Records that describe figures:
▼▼▼
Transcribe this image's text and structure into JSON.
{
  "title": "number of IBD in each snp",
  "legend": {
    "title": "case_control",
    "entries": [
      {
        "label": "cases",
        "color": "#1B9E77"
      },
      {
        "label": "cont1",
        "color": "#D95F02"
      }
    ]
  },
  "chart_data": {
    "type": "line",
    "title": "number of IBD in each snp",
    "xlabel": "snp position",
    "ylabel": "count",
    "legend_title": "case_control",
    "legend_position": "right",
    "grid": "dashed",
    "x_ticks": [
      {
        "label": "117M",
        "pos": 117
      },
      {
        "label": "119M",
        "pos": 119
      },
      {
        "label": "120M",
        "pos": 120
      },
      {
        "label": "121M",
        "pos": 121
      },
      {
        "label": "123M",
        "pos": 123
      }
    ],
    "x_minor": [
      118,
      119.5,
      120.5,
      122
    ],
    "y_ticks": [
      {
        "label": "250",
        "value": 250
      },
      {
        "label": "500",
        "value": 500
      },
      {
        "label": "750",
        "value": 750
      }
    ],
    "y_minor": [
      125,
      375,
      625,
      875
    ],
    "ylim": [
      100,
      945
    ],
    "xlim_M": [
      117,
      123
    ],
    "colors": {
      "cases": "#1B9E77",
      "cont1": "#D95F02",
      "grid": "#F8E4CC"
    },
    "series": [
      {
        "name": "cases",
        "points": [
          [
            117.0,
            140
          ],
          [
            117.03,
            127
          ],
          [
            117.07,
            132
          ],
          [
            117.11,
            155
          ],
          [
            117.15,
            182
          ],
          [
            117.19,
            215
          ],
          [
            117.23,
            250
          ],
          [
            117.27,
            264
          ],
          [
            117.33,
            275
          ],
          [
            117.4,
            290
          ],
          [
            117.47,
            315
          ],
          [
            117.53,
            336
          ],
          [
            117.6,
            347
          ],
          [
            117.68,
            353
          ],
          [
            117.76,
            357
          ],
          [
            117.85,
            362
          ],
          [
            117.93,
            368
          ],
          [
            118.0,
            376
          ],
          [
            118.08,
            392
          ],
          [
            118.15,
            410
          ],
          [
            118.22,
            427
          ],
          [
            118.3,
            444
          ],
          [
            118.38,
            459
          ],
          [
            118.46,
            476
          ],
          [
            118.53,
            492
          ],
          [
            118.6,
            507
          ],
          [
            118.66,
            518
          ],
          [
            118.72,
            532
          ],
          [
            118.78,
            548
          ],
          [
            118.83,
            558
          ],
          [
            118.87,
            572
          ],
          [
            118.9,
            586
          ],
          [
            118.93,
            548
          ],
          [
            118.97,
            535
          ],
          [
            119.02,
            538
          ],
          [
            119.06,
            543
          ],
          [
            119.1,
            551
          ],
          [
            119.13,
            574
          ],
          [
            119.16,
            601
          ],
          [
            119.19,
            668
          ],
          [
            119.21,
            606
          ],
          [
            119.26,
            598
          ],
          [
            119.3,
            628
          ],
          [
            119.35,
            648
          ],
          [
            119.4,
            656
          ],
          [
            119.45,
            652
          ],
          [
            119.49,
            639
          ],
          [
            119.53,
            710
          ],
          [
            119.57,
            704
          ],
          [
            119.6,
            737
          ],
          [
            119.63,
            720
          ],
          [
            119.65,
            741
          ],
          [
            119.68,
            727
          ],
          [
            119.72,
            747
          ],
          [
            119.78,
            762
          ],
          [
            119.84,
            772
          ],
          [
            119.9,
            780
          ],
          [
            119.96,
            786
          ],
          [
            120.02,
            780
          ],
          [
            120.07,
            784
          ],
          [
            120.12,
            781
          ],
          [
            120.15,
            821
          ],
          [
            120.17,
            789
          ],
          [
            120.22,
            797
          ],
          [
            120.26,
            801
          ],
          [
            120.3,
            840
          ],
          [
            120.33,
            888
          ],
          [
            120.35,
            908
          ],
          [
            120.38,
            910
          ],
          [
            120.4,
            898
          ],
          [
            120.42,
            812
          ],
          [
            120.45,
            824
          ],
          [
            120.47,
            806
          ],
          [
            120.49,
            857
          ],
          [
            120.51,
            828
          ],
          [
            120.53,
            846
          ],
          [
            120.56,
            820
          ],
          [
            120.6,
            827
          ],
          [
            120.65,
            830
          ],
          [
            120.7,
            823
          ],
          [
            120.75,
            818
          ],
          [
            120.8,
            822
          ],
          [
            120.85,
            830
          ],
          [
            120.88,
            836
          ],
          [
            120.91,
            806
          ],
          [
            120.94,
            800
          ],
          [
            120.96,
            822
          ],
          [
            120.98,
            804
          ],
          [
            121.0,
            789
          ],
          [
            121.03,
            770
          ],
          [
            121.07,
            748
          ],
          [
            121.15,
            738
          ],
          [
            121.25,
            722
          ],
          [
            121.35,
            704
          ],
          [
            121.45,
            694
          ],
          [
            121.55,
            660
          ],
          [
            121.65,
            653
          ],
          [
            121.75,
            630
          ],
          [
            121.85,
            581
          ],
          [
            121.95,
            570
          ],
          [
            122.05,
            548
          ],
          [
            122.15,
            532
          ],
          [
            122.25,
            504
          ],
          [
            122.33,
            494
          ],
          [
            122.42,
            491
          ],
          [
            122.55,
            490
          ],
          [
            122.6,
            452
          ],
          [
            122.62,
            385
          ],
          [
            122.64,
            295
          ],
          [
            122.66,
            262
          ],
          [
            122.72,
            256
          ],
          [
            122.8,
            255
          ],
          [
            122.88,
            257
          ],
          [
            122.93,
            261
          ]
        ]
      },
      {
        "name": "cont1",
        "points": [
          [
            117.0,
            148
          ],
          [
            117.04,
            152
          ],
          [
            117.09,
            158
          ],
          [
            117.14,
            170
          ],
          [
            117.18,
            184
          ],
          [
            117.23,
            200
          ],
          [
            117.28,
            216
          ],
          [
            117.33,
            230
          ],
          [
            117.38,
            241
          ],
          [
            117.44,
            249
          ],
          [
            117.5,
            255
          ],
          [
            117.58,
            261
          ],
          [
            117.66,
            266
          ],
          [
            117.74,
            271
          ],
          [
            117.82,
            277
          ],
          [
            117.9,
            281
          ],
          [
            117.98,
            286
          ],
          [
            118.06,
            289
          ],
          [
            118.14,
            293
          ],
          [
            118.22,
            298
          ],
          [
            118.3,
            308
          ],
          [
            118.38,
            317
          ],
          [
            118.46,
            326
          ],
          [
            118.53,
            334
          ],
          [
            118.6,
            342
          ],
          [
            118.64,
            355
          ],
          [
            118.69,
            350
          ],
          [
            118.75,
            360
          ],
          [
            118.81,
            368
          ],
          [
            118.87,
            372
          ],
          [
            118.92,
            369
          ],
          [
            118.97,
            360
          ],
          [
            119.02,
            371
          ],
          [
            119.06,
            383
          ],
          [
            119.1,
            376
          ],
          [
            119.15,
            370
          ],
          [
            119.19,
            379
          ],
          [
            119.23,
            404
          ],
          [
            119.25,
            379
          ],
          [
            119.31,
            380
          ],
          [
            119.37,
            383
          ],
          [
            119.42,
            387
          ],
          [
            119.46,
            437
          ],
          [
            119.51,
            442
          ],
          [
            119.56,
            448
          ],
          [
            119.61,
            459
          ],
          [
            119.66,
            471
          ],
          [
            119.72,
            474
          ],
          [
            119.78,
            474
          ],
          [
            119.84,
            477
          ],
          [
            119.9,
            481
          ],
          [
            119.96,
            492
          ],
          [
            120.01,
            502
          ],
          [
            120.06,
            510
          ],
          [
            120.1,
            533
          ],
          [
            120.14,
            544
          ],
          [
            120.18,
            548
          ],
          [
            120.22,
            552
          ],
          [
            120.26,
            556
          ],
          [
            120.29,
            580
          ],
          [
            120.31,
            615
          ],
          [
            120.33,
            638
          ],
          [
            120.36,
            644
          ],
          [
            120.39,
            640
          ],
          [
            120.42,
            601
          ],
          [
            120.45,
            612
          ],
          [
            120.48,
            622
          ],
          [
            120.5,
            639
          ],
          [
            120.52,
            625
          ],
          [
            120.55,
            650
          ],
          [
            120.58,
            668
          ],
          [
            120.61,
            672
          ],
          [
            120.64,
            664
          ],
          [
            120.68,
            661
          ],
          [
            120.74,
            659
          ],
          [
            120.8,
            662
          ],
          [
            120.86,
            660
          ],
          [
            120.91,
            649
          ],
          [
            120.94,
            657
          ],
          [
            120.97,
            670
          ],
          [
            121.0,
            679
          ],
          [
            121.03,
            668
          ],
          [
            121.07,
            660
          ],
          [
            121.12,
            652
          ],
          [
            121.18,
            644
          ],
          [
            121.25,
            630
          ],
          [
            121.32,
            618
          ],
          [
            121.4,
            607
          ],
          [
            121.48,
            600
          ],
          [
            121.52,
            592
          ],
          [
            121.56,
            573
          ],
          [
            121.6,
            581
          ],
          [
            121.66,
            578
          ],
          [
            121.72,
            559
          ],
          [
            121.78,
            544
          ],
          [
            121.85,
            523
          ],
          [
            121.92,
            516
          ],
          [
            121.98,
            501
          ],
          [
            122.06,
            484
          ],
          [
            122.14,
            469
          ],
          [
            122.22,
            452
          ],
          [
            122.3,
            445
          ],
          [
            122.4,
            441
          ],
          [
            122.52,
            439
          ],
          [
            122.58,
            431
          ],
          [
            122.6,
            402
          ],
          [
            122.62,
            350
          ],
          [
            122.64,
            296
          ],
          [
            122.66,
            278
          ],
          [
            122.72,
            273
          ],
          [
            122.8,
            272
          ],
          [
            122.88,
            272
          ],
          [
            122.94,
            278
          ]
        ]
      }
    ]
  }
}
▲▲▲
▼▼▼
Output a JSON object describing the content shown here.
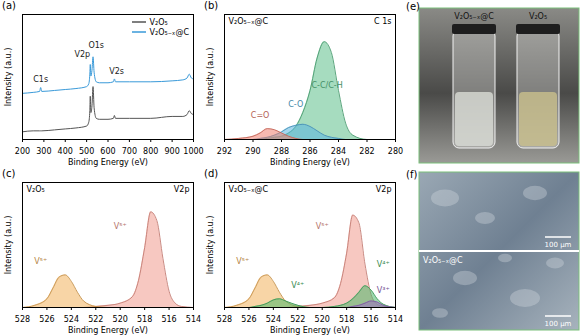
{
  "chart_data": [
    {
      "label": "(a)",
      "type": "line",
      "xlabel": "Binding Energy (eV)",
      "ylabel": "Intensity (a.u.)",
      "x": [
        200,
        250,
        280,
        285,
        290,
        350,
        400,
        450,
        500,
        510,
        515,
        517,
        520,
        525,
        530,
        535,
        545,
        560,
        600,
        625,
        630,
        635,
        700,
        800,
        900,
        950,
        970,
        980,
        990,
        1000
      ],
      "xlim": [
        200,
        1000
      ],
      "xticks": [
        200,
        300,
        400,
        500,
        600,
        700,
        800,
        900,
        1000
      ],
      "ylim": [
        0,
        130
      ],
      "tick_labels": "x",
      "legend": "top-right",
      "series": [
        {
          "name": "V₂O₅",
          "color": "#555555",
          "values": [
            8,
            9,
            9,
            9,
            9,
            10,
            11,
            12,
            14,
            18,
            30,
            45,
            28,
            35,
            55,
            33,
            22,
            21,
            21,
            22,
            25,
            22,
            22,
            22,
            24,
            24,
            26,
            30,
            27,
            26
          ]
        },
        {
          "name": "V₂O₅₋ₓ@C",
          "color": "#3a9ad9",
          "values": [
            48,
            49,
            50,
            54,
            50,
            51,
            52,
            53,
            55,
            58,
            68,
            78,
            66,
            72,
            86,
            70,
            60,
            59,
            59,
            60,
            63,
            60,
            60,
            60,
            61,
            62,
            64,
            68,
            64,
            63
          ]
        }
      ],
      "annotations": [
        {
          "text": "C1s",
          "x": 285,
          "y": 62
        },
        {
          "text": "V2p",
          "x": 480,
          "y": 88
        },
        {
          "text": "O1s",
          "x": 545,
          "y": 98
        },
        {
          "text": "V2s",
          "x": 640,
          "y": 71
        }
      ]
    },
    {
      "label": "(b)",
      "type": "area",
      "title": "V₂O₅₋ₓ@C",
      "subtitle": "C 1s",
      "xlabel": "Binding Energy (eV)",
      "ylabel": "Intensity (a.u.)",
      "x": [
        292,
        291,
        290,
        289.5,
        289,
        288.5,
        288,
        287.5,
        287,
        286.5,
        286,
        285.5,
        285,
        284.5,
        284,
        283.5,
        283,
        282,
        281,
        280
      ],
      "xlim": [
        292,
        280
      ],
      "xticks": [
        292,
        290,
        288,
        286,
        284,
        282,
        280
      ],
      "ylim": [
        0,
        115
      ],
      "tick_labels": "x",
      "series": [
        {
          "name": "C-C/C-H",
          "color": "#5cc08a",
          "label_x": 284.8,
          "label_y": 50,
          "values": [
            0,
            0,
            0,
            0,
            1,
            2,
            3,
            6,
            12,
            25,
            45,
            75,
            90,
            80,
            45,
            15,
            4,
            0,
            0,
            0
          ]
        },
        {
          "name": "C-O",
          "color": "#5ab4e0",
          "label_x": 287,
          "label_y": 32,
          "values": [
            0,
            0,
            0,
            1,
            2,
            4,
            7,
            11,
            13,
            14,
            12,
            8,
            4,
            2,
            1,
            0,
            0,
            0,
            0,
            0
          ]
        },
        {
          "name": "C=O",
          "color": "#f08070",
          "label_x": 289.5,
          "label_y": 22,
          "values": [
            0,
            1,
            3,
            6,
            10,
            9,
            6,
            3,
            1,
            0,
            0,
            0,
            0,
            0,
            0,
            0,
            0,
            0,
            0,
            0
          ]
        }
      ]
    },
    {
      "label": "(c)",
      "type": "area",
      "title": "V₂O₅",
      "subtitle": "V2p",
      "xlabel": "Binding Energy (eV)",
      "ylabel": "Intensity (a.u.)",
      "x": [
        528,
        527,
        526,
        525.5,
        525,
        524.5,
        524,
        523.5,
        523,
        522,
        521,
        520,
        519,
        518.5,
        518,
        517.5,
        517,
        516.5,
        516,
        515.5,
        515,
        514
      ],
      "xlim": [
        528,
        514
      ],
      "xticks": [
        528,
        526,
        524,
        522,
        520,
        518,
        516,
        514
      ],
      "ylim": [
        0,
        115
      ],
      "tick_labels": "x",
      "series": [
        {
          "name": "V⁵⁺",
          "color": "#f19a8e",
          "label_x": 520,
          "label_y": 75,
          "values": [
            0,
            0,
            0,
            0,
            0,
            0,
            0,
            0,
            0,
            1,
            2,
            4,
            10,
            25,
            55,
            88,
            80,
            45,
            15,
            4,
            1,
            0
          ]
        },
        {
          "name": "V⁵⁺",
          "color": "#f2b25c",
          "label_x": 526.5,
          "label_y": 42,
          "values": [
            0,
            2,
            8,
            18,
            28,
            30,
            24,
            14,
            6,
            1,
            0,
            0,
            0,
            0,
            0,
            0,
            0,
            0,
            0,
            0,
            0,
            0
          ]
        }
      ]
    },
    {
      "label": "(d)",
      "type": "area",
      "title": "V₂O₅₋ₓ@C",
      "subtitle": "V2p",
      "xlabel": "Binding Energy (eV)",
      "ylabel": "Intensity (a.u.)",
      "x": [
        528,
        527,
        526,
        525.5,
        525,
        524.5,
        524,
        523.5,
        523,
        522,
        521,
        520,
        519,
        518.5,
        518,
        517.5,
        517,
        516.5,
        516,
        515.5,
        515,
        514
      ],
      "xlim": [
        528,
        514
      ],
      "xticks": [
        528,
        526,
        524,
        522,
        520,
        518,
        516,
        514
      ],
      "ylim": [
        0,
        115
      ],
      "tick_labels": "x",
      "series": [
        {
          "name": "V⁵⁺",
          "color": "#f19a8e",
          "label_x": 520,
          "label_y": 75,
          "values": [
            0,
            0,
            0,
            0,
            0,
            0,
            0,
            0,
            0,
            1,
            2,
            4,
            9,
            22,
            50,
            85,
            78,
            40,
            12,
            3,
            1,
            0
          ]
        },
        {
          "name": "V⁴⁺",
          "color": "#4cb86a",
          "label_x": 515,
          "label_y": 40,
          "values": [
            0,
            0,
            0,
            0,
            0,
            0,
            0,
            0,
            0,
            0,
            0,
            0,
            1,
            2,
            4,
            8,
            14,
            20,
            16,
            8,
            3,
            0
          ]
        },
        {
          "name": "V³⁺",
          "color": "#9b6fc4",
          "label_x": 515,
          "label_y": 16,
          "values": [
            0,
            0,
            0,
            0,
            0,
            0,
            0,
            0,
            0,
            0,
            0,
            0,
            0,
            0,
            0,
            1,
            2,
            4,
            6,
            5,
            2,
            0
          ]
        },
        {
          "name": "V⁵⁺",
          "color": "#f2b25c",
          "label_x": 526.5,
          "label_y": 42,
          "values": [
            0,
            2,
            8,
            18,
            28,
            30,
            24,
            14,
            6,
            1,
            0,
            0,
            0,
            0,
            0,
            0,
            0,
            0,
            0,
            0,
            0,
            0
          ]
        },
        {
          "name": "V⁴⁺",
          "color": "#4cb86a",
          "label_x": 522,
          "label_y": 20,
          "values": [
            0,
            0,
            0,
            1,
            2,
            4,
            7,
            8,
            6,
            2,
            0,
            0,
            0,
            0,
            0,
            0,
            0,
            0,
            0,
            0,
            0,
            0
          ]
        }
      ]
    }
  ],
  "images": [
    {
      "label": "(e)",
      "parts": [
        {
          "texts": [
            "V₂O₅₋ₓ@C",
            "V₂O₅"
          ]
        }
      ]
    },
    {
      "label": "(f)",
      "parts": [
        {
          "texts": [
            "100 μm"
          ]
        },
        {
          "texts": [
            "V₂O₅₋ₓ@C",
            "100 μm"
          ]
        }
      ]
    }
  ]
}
▲▲▲
TASK DIRECTIONS:
Search the entries for the word "number" and pick out every line that holds it.

WORKED SOLUTION:
  "title": "number of IBD in each snp",
    "title": "number of IBD in each snp",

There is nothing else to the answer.